>> START LISTED RECORDS
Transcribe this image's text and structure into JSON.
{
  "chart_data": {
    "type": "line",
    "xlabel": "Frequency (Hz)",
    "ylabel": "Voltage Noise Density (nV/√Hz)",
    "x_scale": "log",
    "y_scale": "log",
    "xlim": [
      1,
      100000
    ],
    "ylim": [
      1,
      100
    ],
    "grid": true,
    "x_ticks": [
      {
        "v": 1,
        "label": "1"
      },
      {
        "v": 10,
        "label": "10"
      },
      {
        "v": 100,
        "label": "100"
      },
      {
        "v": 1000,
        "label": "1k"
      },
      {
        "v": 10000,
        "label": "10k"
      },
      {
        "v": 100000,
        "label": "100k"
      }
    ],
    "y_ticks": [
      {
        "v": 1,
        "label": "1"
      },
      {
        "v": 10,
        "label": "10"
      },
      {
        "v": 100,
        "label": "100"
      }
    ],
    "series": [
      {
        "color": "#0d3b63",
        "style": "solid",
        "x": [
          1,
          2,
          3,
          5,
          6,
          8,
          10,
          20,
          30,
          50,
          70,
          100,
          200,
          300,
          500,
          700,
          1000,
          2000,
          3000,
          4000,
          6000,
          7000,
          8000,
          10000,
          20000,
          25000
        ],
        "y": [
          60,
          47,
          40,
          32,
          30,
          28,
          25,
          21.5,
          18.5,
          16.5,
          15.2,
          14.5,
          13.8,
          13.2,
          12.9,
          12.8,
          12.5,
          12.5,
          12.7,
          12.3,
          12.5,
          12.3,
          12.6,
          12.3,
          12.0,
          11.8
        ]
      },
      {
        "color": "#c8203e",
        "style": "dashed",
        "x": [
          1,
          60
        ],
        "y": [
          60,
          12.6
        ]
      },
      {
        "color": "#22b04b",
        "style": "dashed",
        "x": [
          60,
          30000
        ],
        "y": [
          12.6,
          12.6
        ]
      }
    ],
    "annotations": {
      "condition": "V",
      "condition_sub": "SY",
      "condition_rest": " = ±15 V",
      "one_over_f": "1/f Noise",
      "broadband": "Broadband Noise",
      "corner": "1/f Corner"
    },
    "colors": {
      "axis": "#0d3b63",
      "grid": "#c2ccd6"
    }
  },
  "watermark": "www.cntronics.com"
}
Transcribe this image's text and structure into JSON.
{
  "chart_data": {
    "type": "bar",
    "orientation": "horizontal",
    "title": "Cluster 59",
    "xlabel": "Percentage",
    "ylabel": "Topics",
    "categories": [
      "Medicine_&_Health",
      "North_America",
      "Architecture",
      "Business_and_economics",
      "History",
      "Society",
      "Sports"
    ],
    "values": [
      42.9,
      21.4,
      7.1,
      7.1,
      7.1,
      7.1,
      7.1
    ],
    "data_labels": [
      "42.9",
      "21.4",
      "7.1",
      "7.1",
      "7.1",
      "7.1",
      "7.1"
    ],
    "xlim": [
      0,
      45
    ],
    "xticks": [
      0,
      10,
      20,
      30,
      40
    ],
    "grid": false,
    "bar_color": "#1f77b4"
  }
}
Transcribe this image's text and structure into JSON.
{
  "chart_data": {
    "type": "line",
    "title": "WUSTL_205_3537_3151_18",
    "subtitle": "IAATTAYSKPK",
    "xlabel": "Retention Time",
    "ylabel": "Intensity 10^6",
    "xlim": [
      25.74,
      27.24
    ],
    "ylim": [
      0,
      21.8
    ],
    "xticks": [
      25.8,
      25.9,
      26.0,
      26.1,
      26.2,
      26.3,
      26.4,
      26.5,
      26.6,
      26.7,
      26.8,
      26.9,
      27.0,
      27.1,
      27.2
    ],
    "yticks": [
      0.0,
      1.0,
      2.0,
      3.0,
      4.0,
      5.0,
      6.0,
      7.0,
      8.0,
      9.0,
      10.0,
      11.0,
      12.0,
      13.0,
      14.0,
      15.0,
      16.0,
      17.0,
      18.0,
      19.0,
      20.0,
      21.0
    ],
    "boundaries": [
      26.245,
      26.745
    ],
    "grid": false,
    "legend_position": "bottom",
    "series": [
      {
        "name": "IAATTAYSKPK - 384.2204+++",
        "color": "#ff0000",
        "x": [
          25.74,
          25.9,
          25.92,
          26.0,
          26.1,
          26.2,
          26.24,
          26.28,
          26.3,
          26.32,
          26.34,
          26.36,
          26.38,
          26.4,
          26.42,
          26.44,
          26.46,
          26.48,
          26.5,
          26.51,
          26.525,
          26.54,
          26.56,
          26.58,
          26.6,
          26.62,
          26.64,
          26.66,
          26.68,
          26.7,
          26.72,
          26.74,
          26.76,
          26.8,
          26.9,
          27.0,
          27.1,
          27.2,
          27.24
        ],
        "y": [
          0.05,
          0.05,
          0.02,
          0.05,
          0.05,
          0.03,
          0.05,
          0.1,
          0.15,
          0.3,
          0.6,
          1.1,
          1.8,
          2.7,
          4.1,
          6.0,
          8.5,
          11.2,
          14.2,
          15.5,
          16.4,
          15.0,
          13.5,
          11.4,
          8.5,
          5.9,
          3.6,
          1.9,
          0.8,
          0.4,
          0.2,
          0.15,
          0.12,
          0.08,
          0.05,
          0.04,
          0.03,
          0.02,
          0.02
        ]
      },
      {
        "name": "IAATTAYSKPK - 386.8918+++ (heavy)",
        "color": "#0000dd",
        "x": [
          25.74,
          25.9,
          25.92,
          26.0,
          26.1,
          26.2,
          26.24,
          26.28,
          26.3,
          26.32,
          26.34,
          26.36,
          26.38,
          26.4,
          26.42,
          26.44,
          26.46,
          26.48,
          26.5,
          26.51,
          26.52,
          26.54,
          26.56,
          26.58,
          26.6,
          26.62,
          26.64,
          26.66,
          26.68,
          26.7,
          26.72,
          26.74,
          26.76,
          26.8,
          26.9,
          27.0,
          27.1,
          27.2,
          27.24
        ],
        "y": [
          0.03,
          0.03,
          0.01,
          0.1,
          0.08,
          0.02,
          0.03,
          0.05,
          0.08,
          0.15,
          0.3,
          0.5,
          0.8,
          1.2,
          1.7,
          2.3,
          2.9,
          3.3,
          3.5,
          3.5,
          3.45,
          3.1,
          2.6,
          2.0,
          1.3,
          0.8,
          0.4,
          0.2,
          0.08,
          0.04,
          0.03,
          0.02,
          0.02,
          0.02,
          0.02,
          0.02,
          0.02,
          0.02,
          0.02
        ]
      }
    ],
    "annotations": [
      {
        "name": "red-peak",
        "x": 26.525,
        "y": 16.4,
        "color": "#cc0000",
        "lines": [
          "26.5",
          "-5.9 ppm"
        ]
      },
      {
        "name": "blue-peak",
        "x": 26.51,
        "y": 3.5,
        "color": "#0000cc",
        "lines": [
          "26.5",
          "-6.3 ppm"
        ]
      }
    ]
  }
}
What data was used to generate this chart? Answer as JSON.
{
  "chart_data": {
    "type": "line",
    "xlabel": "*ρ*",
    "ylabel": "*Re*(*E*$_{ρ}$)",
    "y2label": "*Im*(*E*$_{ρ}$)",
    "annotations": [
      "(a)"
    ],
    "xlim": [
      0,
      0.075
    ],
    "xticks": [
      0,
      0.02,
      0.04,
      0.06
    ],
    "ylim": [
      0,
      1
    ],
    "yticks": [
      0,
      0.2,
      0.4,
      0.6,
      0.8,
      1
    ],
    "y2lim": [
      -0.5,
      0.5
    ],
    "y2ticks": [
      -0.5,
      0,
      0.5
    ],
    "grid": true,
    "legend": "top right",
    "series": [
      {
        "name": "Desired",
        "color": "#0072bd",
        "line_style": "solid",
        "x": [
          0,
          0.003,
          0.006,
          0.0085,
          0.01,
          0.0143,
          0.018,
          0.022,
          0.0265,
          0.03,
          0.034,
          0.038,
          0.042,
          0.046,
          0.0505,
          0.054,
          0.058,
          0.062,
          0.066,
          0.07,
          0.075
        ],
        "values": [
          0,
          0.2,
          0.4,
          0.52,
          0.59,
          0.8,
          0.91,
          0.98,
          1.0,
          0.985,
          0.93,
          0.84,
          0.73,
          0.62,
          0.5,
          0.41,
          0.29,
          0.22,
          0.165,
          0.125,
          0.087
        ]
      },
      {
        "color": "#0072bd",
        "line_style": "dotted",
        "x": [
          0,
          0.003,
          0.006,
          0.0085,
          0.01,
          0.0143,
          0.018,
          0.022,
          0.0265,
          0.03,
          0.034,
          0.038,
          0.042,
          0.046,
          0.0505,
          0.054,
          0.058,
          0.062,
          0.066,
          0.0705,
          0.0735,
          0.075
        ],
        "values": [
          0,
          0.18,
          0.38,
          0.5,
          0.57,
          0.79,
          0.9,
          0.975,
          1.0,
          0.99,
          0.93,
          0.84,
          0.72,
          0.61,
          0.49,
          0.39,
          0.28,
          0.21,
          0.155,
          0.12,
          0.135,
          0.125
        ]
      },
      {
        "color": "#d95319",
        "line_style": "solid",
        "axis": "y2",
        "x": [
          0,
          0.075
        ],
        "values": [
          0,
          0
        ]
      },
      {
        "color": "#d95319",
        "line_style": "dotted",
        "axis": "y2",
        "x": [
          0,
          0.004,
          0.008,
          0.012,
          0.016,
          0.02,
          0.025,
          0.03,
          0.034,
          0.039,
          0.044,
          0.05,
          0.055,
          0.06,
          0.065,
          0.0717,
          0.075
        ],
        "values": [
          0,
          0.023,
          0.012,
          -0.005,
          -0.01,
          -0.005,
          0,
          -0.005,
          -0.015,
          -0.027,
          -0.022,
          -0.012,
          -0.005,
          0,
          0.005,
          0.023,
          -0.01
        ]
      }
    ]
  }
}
>> END LISTED RECORDS
■ **WRITTEN PROBLEM**
Look through the entries above and list every line containing "Noise".

■ **SOLVED PROBLEM**
    "ylabel": "Voltage Noise Density (nV/√Hz)",
      "one_over_f": "1/f Noise",
      "broadband": "Broadband Noise",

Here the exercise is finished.